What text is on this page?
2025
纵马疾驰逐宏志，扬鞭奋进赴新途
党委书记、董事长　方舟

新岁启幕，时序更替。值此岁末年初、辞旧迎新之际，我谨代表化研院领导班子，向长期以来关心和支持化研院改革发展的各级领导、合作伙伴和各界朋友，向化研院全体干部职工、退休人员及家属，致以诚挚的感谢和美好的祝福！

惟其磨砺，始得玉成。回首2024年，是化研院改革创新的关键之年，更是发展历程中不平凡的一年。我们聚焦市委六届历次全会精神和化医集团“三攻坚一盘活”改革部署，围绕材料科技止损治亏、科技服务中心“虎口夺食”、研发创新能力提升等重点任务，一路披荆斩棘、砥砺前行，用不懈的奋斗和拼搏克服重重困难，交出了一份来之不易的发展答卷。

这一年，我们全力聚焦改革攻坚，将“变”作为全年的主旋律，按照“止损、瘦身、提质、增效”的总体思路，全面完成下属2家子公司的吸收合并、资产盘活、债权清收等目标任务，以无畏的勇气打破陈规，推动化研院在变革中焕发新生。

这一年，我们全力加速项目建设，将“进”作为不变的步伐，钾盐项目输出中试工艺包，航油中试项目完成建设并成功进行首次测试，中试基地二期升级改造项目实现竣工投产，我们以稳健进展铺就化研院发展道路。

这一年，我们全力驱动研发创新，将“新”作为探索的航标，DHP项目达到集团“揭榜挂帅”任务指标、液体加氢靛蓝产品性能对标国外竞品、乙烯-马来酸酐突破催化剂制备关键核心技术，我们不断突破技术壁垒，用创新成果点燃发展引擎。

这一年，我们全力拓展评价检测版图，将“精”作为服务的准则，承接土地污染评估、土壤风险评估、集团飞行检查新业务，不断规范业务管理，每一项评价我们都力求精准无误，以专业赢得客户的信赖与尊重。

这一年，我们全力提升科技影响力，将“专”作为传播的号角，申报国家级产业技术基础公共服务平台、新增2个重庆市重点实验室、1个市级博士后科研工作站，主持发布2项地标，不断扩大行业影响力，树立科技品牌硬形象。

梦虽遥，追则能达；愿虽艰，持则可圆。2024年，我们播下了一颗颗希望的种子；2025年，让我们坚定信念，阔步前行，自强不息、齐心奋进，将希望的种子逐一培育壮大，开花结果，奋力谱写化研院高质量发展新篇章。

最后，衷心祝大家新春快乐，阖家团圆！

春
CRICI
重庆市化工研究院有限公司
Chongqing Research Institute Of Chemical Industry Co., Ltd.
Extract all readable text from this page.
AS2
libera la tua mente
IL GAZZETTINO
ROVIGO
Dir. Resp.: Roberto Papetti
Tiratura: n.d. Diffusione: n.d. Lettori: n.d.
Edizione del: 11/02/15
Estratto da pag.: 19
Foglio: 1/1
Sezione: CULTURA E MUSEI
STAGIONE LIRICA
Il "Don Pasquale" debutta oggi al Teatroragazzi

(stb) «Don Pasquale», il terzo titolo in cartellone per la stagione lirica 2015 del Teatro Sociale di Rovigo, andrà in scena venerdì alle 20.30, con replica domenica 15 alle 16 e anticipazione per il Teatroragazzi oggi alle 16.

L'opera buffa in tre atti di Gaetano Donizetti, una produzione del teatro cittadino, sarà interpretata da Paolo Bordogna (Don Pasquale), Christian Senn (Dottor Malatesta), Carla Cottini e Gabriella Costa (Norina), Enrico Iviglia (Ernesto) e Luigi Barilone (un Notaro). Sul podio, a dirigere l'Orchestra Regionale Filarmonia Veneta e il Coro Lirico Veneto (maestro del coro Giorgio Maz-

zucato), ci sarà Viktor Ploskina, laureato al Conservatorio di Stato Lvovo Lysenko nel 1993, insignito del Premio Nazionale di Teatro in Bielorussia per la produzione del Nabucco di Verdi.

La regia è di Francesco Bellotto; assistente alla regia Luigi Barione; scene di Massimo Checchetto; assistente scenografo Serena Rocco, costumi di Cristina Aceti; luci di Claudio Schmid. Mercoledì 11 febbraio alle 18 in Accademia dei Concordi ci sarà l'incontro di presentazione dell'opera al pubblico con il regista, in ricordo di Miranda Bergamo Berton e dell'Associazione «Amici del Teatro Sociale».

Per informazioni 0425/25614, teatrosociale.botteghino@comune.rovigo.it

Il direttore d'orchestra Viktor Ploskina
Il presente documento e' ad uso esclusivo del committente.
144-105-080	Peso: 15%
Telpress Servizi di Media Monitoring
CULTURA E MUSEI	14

○ ○ ○ ○ ○ ○ ○

**Set exercise**
Each line with the string "alle" in it needs to be found and copied.

**Task result**
(stb) «Don Pasquale», il terzo titolo in cartellone per la stagione lirica 2015 del Teatro Sociale di Rovigo, andrà in scena venerdì alle 20.30, con replica domenica 15 alle 16 e anticipazione per il Teatroragazzi oggi alle 16.
La regia è di Francesco Bellotto; assistente alla regia Luigi Barione; scene di Massimo Checchetto; assistente scenografo Serena Rocco, costumi di Cristina Aceti; luci di Claudio Schmid. Mercoledì 11 febbraio alle 18 in Accademia dei Concordi ci sarà l'incontro di presentazione dell'opera al pubblico con il regista, in ricordo di Miranda Bergamo Berton e dell'Associazione «Amici del Teatro Sociale».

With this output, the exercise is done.